■ **Task to carry out**: Pick out all lines with the word "this" from the records that follow.

■ **Stored rows**:
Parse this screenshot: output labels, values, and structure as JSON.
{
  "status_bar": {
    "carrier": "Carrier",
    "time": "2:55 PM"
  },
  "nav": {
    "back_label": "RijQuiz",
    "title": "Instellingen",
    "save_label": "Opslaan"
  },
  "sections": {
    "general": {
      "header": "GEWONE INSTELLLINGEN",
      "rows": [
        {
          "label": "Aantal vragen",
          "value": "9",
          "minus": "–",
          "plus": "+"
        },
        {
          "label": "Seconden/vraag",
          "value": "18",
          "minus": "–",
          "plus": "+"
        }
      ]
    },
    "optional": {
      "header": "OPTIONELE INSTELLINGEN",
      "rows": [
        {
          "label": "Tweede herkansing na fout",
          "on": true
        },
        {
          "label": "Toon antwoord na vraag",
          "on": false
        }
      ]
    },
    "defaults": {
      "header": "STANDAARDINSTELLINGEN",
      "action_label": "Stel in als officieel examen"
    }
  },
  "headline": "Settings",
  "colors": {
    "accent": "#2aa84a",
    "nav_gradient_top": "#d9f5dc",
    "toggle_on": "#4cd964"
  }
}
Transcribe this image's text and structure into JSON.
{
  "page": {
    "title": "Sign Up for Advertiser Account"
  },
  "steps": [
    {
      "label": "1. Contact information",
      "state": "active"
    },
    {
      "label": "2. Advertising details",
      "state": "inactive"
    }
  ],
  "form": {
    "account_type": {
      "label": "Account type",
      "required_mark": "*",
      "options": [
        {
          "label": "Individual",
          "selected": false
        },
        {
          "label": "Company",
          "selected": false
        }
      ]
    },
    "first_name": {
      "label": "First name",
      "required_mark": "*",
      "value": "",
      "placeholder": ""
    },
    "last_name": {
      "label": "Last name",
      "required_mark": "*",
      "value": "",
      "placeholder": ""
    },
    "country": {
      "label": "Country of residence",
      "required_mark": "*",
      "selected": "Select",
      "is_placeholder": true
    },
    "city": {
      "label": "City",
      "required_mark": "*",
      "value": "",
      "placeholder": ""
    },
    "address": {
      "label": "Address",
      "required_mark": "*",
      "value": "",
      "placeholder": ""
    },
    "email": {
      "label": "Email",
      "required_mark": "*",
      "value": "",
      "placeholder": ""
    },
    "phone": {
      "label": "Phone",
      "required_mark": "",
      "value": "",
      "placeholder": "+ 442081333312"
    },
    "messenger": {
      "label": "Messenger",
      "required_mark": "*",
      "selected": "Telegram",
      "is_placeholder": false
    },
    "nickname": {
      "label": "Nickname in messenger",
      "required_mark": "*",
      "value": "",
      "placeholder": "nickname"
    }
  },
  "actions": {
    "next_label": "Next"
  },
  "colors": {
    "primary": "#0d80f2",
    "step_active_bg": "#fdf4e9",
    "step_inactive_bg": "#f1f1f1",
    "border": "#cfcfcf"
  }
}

■ **Result**:
Parse this screenshot: output labels, values, and structure as JSON.
Transcribe this image's text and structure into JSON.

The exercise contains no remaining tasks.